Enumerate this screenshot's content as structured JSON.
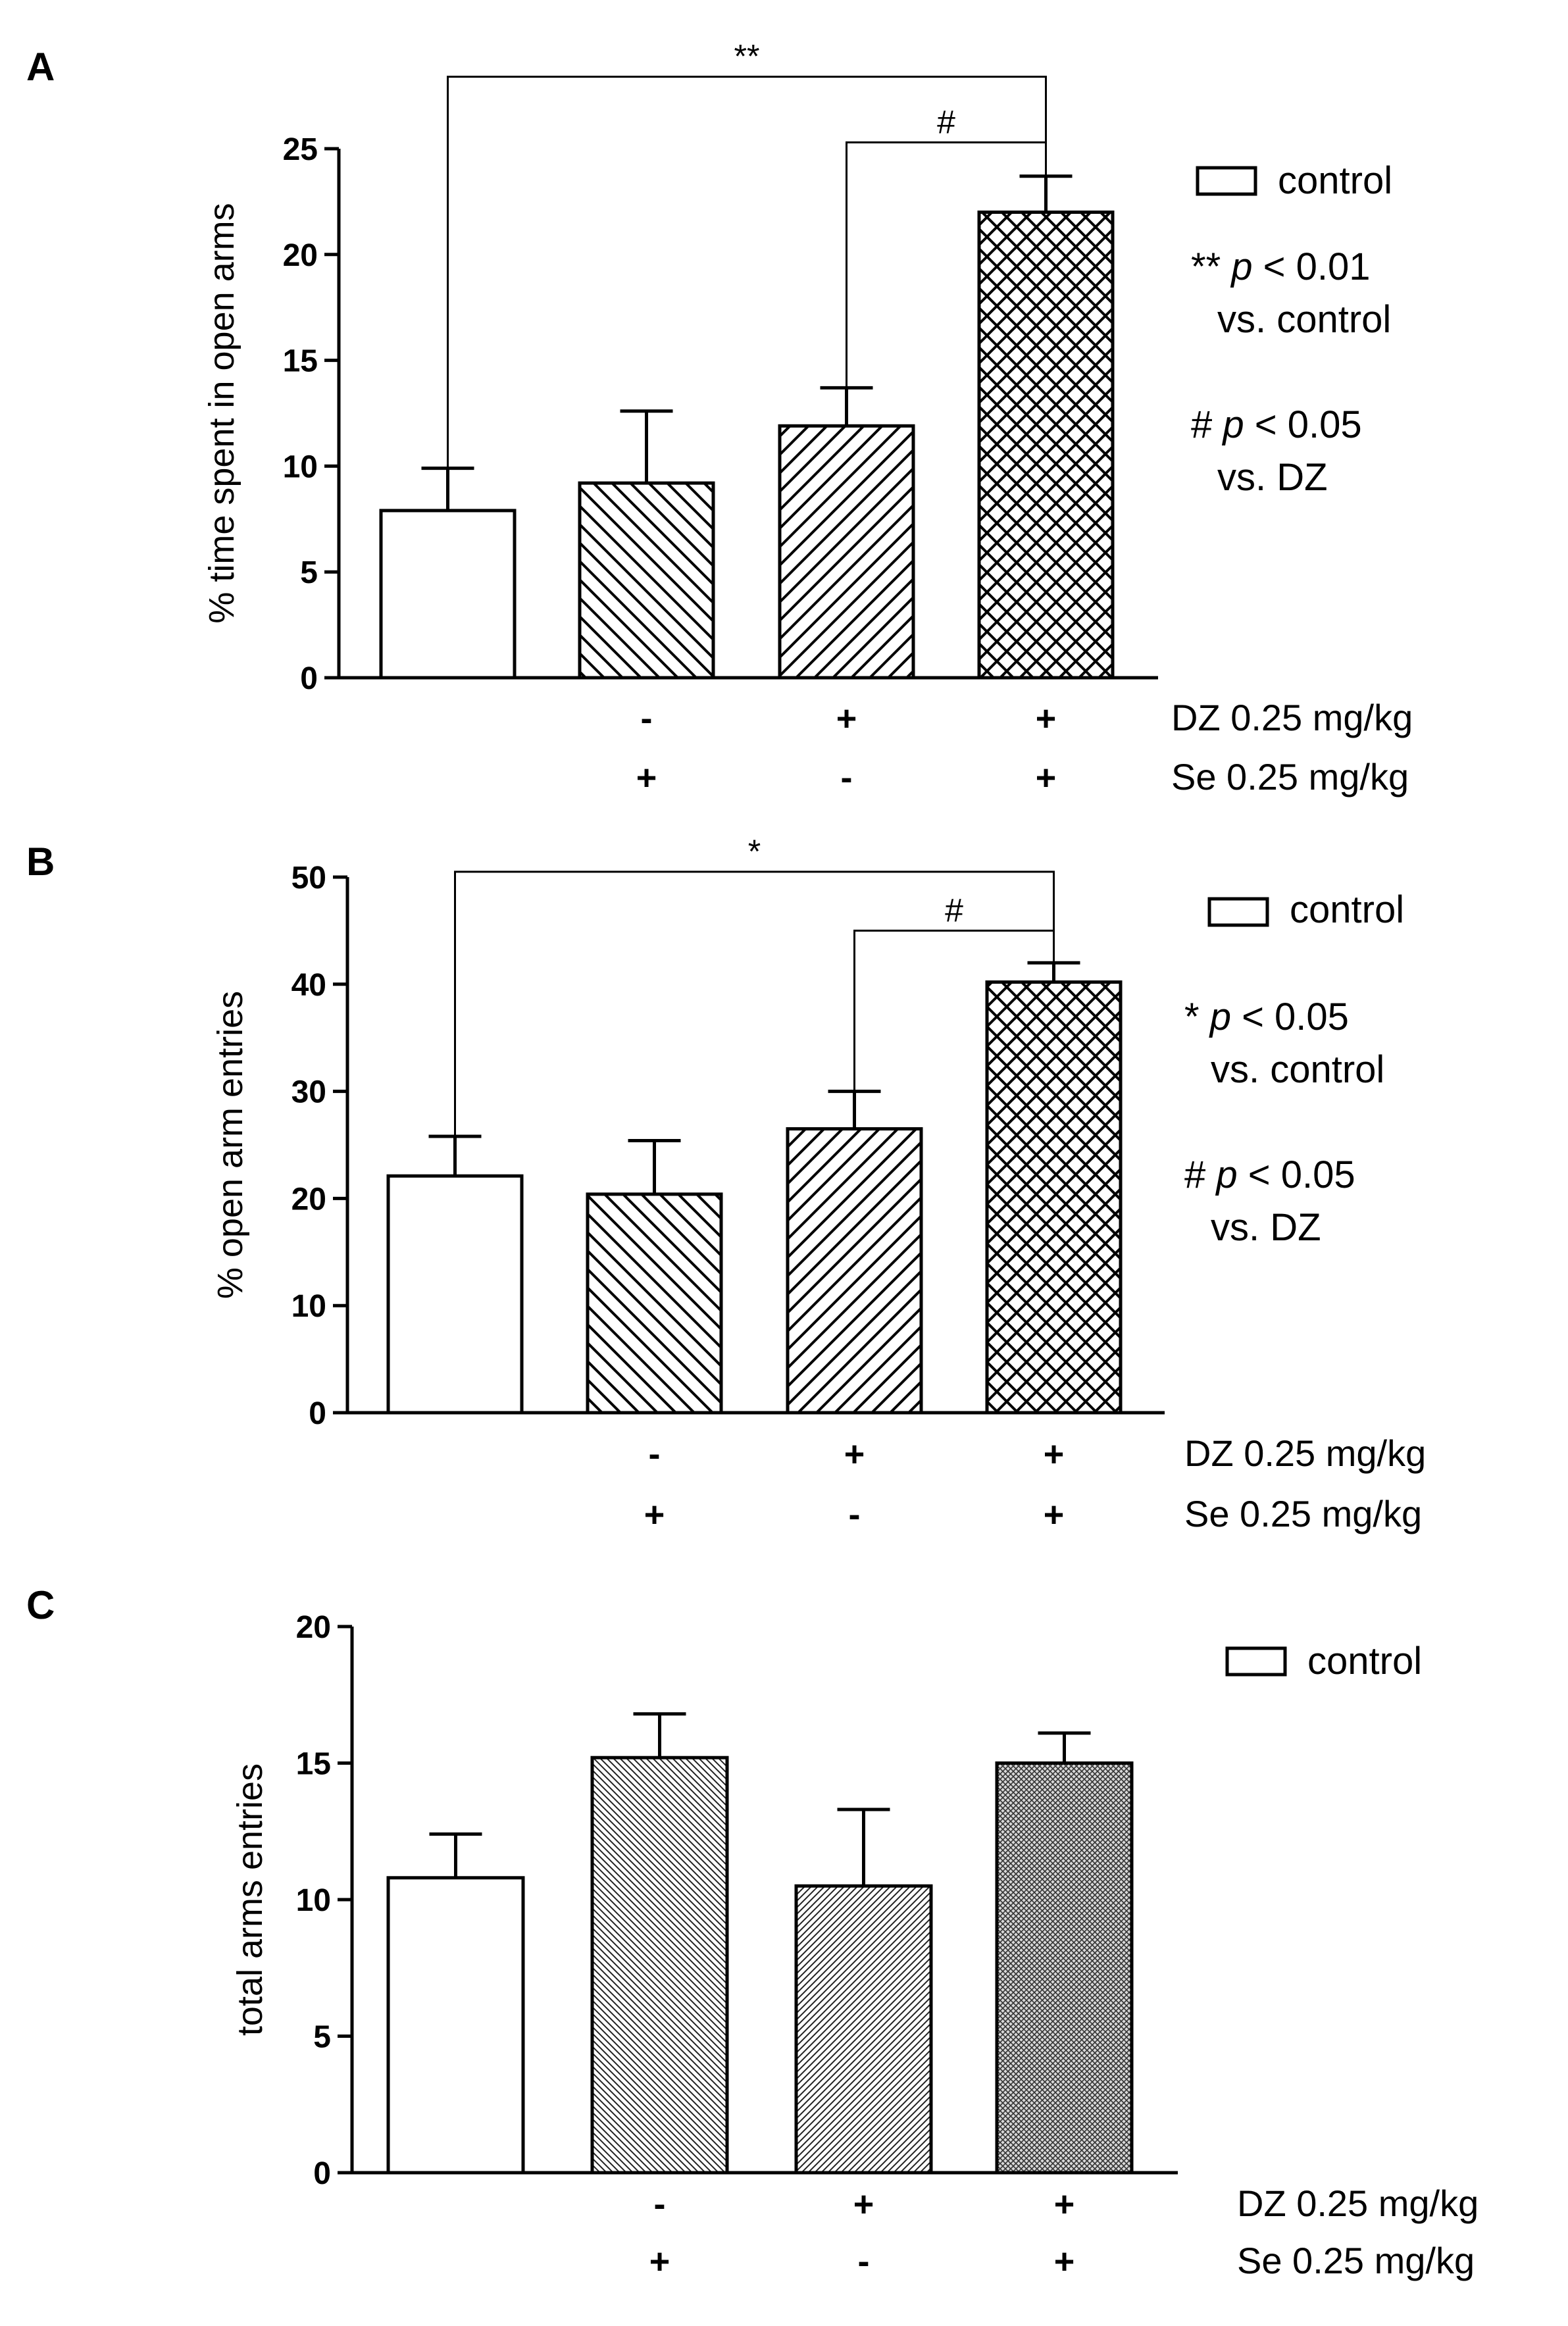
{
  "figure": {
    "legend_control_label": "control",
    "row_labels": {
      "dz": "DZ 0.25 mg/kg",
      "se": "Se 0.25 mg/kg"
    },
    "colors": {
      "ink": "#000000",
      "background": "#ffffff"
    }
  },
  "chart_data": [
    {
      "panel_label": "A",
      "type": "bar",
      "ylabel": "% time spent in open arms",
      "ylim": [
        0,
        25
      ],
      "yticks": [
        "0",
        "5",
        "10",
        "15",
        "20",
        "25"
      ],
      "categories": [
        "control",
        "Se",
        "DZ",
        "DZ + Se"
      ],
      "values": [
        7.9,
        9.2,
        11.9,
        22.0
      ],
      "errors": [
        2.0,
        3.4,
        1.8,
        1.7
      ],
      "patterns": [
        "none",
        "back",
        "fwd",
        "cross"
      ],
      "dz_signs": [
        "",
        "-",
        "+",
        "+"
      ],
      "se_signs": [
        "",
        "+",
        "-",
        "+"
      ],
      "significance": [
        {
          "from": 0,
          "to": 3,
          "label": "**",
          "level": 28.4
        },
        {
          "from": 2,
          "to": 3,
          "label": "#",
          "level": 25.3
        }
      ],
      "legend_notes": [
        {
          "symbol": "** ",
          "p": "p",
          "rest": " < 0.01",
          "comparison": "vs. control"
        },
        {
          "symbol": "# ",
          "p": "p",
          "rest": " < 0.05",
          "comparison": "vs. DZ"
        }
      ]
    },
    {
      "panel_label": "B",
      "type": "bar",
      "ylabel": "% open arm entries",
      "ylim": [
        0,
        50
      ],
      "yticks": [
        "0",
        "10",
        "20",
        "30",
        "40",
        "50"
      ],
      "categories": [
        "control",
        "Se",
        "DZ",
        "DZ + Se"
      ],
      "values": [
        22.1,
        20.4,
        26.5,
        40.2
      ],
      "errors": [
        3.7,
        5.0,
        3.5,
        1.8
      ],
      "patterns": [
        "none",
        "back",
        "fwd",
        "cross"
      ],
      "dz_signs": [
        "",
        "-",
        "+",
        "+"
      ],
      "se_signs": [
        "",
        "+",
        "-",
        "+"
      ],
      "significance": [
        {
          "from": 0,
          "to": 3,
          "label": "*",
          "level": 50.5
        },
        {
          "from": 2,
          "to": 3,
          "label": "#",
          "level": 45.0
        }
      ],
      "legend_notes": [
        {
          "symbol": "* ",
          "p": "p",
          "rest": " < 0.05",
          "comparison": "vs. control"
        },
        {
          "symbol": "# ",
          "p": "p",
          "rest": " < 0.05",
          "comparison": "vs. DZ"
        }
      ]
    },
    {
      "panel_label": "C",
      "type": "bar",
      "ylabel": "total arms entries",
      "ylim": [
        0,
        20
      ],
      "yticks": [
        "0",
        "5",
        "10",
        "15",
        "20"
      ],
      "categories": [
        "control",
        "Se",
        "DZ",
        "DZ + Se"
      ],
      "values": [
        10.8,
        15.2,
        10.5,
        15.0
      ],
      "errors": [
        1.6,
        1.6,
        2.8,
        1.1
      ],
      "patterns": [
        "none",
        "fineback",
        "finefwd",
        "finecross"
      ],
      "dz_signs": [
        "",
        "-",
        "+",
        "+"
      ],
      "se_signs": [
        "",
        "+",
        "-",
        "+"
      ],
      "significance": [],
      "legend_notes": []
    }
  ]
}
::::::::
▶ What is asked: Transcribe the records verbatim and omit the images.

▶ Output:
Enumerate this screenshot's content as structured JSON.
{
  "figure": {
    "legend_control_label": "control",
    "row_labels": {
      "dz": "DZ 0.25 mg/kg",
      "se": "Se 0.25 mg/kg"
    },
    "colors": {
      "ink": "#000000",
      "background": "#ffffff"
    }
  },
  "chart_data": [
    {
      "panel_label": "A",
      "type": "bar",
      "ylabel": "% time spent in open arms",
      "ylim": [
        0,
        25
      ],
      "yticks": [
        "0",
        "5",
        "10",
        "15",
        "20",
        "25"
      ],
      "categories": [
        "control",
        "Se",
        "DZ",
        "DZ + Se"
      ],
      "values": [
        7.9,
        9.2,
        11.9,
        22.0
      ],
      "errors": [
        2.0,
        3.4,
        1.8,
        1.7
      ],
      "patterns": [
        "none",
        "back",
        "fwd",
        "cross"
      ],
      "dz_signs": [
        "",
        "-",
        "+",
        "+"
      ],
      "se_signs": [
        "",
        "+",
        "-",
        "+"
      ],
      "significance": [
        {
          "from": 0,
          "to": 3,
          "label": "**",
          "level": 28.4
        },
        {
          "from": 2,
          "to": 3,
          "label": "#",
          "level": 25.3
        }
      ],
      "legend_notes": [
        {
          "symbol": "** ",
          "p": "p",
          "rest": " < 0.01",
          "comparison": "vs. control"
        },
        {
          "symbol": "# ",
          "p": "p",
          "rest": " < 0.05",
          "comparison": "vs. DZ"
        }
      ]
    },
    {
      "panel_label": "B",
      "type": "bar",
      "ylabel": "% open arm entries",
      "ylim": [
        0,
        50
      ],
      "yticks": [
        "0",
        "10",
        "20",
        "30",
        "40",
        "50"
      ],
      "categories": [
        "control",
        "Se",
        "DZ",
        "DZ + Se"
      ],
      "values": [
        22.1,
        20.4,
        26.5,
        40.2
      ],
      "errors": [
        3.7,
        5.0,
        3.5,
        1.8
      ],
      "patterns": [
        "none",
        "back",
        "fwd",
        "cross"
      ],
      "dz_signs": [
        "",
        "-",
        "+",
        "+"
      ],
      "se_signs": [
        "",
        "+",
        "-",
        "+"
      ],
      "significance": [
        {
          "from": 0,
          "to": 3,
          "label": "*",
          "level": 50.5
        },
        {
          "from": 2,
          "to": 3,
          "label": "#",
          "level": 45.0
        }
      ],
      "legend_notes": [
        {
          "symbol": "* ",
          "p": "p",
          "rest": " < 0.05",
          "comparison": "vs. control"
        },
        {
          "symbol": "# ",
          "p": "p",
          "rest": " < 0.05",
          "comparison": "vs. DZ"
        }
      ]
    },
    {
      "panel_label": "C",
      "type": "bar",
      "ylabel": "total arms entries",
      "ylim": [
        0,
        20
      ],
      "yticks": [
        "0",
        "5",
        "10",
        "15",
        "20"
      ],
      "categories": [
        "control",
        "Se",
        "DZ",
        "DZ + Se"
      ],
      "values": [
        10.8,
        15.2,
        10.5,
        15.0
      ],
      "errors": [
        1.6,
        1.6,
        2.8,
        1.1
      ],
      "patterns": [
        "none",
        "fineback",
        "finefwd",
        "finecross"
      ],
      "dz_signs": [
        "",
        "-",
        "+",
        "+"
      ],
      "se_signs": [
        "",
        "+",
        "-",
        "+"
      ],
      "significance": [],
      "legend_notes": []
    }
  ]
}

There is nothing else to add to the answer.